- [TASK REQUIREMENTS]:
Filter for the word "title" and keep each matching line.

-- Start RECORD LIST --

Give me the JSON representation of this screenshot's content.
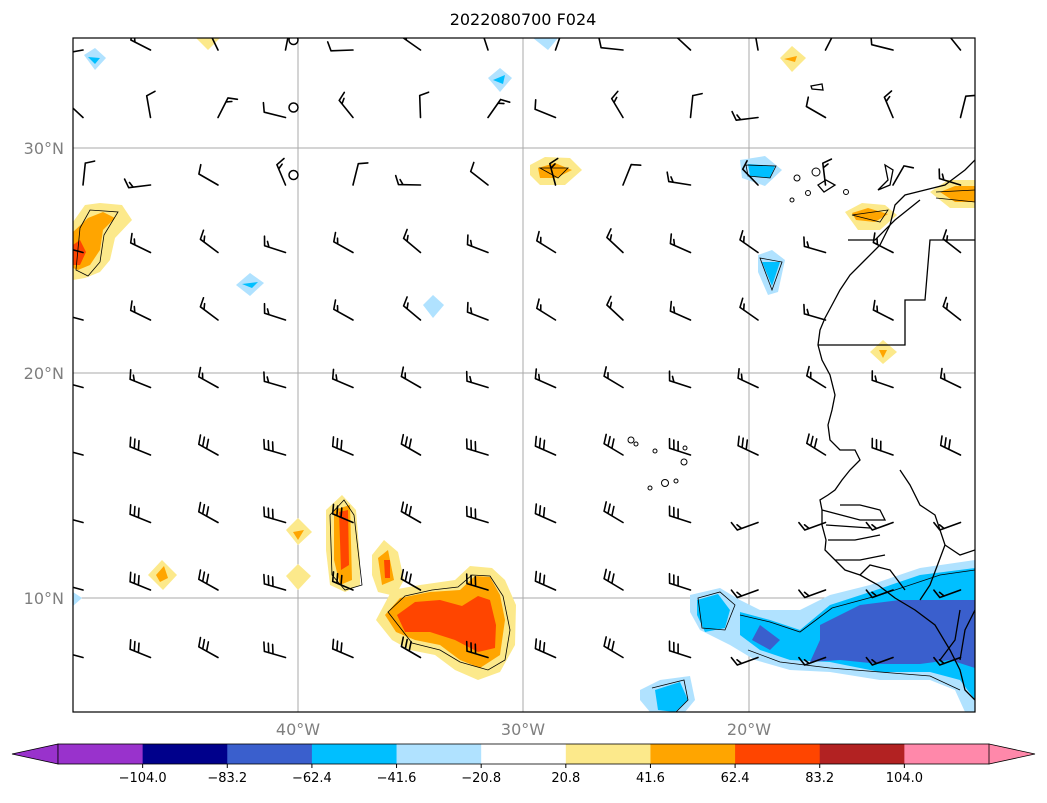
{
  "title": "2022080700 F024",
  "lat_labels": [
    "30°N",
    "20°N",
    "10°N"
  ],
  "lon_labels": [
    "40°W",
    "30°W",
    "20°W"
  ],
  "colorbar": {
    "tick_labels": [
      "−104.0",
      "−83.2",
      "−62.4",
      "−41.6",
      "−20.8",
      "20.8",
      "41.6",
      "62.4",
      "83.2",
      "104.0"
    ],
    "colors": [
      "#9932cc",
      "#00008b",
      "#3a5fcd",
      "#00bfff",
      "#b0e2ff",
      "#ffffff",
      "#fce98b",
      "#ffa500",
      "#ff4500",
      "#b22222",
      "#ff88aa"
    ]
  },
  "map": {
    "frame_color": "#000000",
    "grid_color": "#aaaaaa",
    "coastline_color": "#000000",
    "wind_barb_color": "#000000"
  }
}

-- End RECORD LIST --
-- Start RECORD LIST --

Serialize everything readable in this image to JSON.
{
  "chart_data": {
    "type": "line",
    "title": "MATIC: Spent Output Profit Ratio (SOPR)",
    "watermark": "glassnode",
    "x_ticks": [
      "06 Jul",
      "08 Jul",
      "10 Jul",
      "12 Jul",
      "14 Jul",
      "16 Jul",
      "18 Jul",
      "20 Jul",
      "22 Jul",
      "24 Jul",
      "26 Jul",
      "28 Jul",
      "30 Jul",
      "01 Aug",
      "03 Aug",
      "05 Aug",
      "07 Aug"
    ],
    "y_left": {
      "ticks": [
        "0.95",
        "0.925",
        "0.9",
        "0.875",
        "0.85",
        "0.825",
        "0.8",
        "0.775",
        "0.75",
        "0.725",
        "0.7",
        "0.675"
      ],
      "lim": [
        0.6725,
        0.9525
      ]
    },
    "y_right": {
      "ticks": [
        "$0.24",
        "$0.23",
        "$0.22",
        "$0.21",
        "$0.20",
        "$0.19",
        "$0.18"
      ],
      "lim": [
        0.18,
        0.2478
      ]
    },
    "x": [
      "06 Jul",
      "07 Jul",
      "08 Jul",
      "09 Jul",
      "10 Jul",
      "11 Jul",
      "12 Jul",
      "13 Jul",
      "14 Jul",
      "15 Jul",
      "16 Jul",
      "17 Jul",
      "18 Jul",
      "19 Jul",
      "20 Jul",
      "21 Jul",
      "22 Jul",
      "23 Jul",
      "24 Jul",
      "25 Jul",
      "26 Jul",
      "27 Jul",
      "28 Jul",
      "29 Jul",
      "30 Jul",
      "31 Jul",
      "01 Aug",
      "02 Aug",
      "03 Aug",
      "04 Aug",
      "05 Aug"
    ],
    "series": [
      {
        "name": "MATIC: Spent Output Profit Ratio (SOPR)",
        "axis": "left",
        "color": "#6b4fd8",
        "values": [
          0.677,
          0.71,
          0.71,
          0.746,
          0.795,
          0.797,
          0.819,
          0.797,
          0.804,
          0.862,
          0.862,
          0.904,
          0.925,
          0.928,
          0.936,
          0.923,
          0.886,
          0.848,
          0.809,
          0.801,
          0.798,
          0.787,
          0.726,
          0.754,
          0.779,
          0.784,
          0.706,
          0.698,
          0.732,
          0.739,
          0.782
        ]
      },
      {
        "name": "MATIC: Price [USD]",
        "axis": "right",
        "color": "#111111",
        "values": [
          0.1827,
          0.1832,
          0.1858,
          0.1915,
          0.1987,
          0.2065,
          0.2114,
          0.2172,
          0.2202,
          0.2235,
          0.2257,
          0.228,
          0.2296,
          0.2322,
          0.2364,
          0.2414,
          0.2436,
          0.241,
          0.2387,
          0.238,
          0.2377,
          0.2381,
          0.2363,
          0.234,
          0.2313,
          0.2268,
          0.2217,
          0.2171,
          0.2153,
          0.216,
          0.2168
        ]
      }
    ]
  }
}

-- End RECORD LIST --

- [REPLY]:
  "title": "2022080700 F024",
    "title": "MATIC: Spent Output Profit Ratio (SOPR)",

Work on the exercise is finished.